SHORT PROBLEM: Please return the full listing below without altering anything.

PROVIDED ENTRIES:
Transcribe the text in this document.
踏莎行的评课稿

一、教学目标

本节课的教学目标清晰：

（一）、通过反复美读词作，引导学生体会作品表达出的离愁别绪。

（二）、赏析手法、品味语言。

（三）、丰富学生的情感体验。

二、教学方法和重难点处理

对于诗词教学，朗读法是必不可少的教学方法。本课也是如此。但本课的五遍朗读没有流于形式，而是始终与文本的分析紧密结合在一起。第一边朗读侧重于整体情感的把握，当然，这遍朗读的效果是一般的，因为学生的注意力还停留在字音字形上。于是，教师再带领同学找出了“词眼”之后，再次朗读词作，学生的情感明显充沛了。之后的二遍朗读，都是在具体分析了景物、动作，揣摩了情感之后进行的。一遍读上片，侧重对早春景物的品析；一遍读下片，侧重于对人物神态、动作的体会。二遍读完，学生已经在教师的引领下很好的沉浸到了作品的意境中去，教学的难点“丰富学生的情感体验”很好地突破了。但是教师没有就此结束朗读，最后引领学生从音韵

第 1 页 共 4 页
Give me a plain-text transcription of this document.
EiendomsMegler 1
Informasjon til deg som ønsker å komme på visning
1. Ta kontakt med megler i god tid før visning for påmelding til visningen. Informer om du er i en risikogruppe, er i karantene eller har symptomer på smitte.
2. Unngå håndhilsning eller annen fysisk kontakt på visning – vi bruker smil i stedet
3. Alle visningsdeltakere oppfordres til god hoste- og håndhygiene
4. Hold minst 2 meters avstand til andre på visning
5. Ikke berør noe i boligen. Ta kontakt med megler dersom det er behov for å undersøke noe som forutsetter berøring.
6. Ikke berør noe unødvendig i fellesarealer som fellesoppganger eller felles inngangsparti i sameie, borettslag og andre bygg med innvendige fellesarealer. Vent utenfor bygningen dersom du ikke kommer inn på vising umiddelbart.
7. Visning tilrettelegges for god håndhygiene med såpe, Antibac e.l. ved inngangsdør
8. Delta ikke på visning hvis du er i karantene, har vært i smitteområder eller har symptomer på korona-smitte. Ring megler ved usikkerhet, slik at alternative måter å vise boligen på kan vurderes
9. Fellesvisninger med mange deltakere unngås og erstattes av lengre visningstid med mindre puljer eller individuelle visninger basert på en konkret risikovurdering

SOLUTION:
Transcribe the text in this document.
踏莎行的评课稿

一、教学目标

本节课的教学目标清晰：

（一）、通过反复美读词作，引导学生体会作品表达出的离愁别绪。

（二）、赏析手法、品味语言。

（三）、丰富学生的情感体验。

二、教学方法和重难点处理

对于诗词教学，朗读法是必不可少的教学方法。本课也是如此。但本课的五遍朗读没有流于形式，而是始终与文本的分析紧密结合在一起。第一边朗读侧重于整体情感的把握，当然，这遍朗读的效果是一般的，因为学生的注意力还停留在字音字形上。于是，教师再带领同学找出了“词眼”之后，再次朗读词作，学生的情感明显充沛了。之后的二遍朗读，都是在具体分析了景物、动作，揣摩了情感之后进行的。一遍读上片，侧重对早春景物的品析；一遍读下片，侧重于对人物神态、动作的体会。二遍读完，学生已经在教师的引领下很好的沉浸到了作品的意境中去，教学的难点“丰富学生的情感体验”很好地突破了。但是教师没有就此结束朗读，最后引领学生从音韵

第 1 页 共 4 页
Give me a plain-text transcription of this document.
EiendomsMegler 1
Informasjon til deg som ønsker å komme på visning
1. Ta kontakt med megler i god tid før visning for påmelding til visningen. Informer om du er i en risikogruppe, er i karantene eller har symptomer på smitte.
2. Unngå håndhilsning eller annen fysisk kontakt på visning – vi bruker smil i stedet
3. Alle visningsdeltakere oppfordres til god hoste- og håndhygiene
4. Hold minst 2 meters avstand til andre på visning
5. Ikke berør noe i boligen. Ta kontakt med megler dersom det er behov for å undersøke noe som forutsetter berøring.
6. Ikke berør noe unødvendig i fellesarealer som fellesoppganger eller felles inngangsparti i sameie, borettslag og andre bygg med innvendige fellesarealer. Vent utenfor bygningen dersom du ikke kommer inn på vising umiddelbart.
7. Visning tilrettelegges for god håndhygiene med såpe, Antibac e.l. ved inngangsdør
8. Delta ikke på visning hvis du er i karantene, har vært i smitteområder eller har symptomer på korona-smitte. Ring megler ved usikkerhet, slik at alternative måter å vise boligen på kan vurderes
9. Fellesvisninger med mange deltakere unngås og erstattes av lengre visningstid med mindre puljer eller individuelle visninger basert på en konkret risikovurdering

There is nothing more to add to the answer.